:: PROMPT ::
Take the data that follows and retype it word for word.

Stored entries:
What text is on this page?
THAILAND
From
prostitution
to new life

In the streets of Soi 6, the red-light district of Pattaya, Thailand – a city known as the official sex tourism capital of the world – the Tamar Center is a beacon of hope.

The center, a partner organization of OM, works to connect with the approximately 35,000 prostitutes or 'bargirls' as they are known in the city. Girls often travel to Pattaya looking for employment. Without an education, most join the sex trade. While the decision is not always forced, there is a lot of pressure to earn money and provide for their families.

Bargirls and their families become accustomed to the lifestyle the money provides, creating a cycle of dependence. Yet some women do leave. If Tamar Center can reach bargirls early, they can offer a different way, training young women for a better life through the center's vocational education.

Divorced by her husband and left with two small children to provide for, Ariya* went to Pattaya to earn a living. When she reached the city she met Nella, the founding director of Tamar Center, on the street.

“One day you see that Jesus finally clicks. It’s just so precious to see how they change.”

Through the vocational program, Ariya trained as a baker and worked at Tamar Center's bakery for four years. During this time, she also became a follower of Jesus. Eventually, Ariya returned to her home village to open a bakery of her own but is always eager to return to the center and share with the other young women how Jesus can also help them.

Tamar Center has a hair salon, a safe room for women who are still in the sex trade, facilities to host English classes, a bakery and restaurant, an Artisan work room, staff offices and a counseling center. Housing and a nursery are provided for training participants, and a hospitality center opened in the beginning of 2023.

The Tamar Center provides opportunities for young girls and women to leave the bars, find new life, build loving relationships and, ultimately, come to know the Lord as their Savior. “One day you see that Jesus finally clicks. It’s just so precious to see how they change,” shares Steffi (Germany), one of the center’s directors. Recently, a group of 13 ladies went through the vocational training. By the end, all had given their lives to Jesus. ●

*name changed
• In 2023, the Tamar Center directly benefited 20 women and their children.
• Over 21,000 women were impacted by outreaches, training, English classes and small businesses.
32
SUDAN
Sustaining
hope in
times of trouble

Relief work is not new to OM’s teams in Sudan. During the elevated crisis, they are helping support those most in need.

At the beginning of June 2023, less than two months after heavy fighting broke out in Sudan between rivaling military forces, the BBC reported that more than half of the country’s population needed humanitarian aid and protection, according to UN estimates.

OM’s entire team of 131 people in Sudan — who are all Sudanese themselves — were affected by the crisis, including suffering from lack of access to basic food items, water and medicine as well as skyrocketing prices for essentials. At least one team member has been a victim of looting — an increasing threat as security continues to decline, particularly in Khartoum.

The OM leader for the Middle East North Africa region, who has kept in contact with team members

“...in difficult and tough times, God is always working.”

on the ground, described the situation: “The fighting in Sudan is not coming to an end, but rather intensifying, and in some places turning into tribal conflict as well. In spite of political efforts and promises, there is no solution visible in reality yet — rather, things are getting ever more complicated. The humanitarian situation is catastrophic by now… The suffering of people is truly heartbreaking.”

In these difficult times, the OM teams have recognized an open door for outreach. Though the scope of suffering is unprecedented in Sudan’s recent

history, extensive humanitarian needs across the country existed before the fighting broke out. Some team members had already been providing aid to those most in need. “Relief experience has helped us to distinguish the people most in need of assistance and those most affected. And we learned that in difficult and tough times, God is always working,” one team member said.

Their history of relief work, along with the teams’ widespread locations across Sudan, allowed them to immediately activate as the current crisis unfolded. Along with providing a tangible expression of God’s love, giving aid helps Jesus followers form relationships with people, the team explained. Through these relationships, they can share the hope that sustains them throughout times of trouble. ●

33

:: FULL ANSWER ::
What text is on this page?
THAILAND
From
prostitution
to new life

In the streets of Soi 6, the red-light district of Pattaya, Thailand – a city known as the official sex tourism capital of the world – the Tamar Center is a beacon of hope.

The center, a partner organization of OM, works to connect with the approximately 35,000 prostitutes or 'bargirls' as they are known in the city. Girls often travel to Pattaya looking for employment. Without an education, most join the sex trade. While the decision is not always forced, there is a lot of pressure to earn money and provide for their families.

Bargirls and their families become accustomed to the lifestyle the money provides, creating a cycle of dependence. Yet some women do leave. If Tamar Center can reach bargirls early, they can offer a different way, training young women for a better life through the center's vocational education.

Divorced by her husband and left with two small children to provide for, Ariya* went to Pattaya to earn a living. When she reached the city she met Nella, the founding director of Tamar Center, on the street.

“One day you see that Jesus finally clicks. It’s just so precious to see how they change.”

Through the vocational program, Ariya trained as a baker and worked at Tamar Center's bakery for four years. During this time, she also became a follower of Jesus. Eventually, Ariya returned to her home village to open a bakery of her own but is always eager to return to the center and share with the other young women how Jesus can also help them.

Tamar Center has a hair salon, a safe room for women who are still in the sex trade, facilities to host English classes, a bakery and restaurant, an Artisan work room, staff offices and a counseling center. Housing and a nursery are provided for training participants, and a hospitality center opened in the beginning of 2023.

The Tamar Center provides opportunities for young girls and women to leave the bars, find new life, build loving relationships and, ultimately, come to know the Lord as their Savior. “One day you see that Jesus finally clicks. It’s just so precious to see how they change,” shares Steffi (Germany), one of the center’s directors. Recently, a group of 13 ladies went through the vocational training. By the end, all had given their lives to Jesus. ●

*name changed
• In 2023, the Tamar Center directly benefited 20 women and their children.
• Over 21,000 women were impacted by outreaches, training, English classes and small businesses.
32
SUDAN
Sustaining
hope in
times of trouble

Relief work is not new to OM’s teams in Sudan. During the elevated crisis, they are helping support those most in need.

At the beginning of June 2023, less than two months after heavy fighting broke out in Sudan between rivaling military forces, the BBC reported that more than half of the country’s population needed humanitarian aid and protection, according to UN estimates.

OM’s entire team of 131 people in Sudan — who are all Sudanese themselves — were affected by the crisis, including suffering from lack of access to basic food items, water and medicine as well as skyrocketing prices for essentials. At least one team member has been a victim of looting — an increasing threat as security continues to decline, particularly in Khartoum.

The OM leader for the Middle East North Africa region, who has kept in contact with team members

“...in difficult and tough times, God is always working.”

on the ground, described the situation: “The fighting in Sudan is not coming to an end, but rather intensifying, and in some places turning into tribal conflict as well. In spite of political efforts and promises, there is no solution visible in reality yet — rather, things are getting ever more complicated. The humanitarian situation is catastrophic by now… The suffering of people is truly heartbreaking.”

In these difficult times, the OM teams have recognized an open door for outreach. Though the scope of suffering is unprecedented in Sudan’s recent

history, extensive humanitarian needs across the country existed before the fighting broke out. Some team members had already been providing aid to those most in need. “Relief experience has helped us to distinguish the people most in need of assistance and those most affected. And we learned that in difficult and tough times, God is always working,” one team member said.

Their history of relief work, along with the teams’ widespread locations across Sudan, allowed them to immediately activate as the current crisis unfolded. Along with providing a tangible expression of God’s love, giving aid helps Jesus followers form relationships with people, the team explained. Through these relationships, they can share the hope that sustains them throughout times of trouble. ●

33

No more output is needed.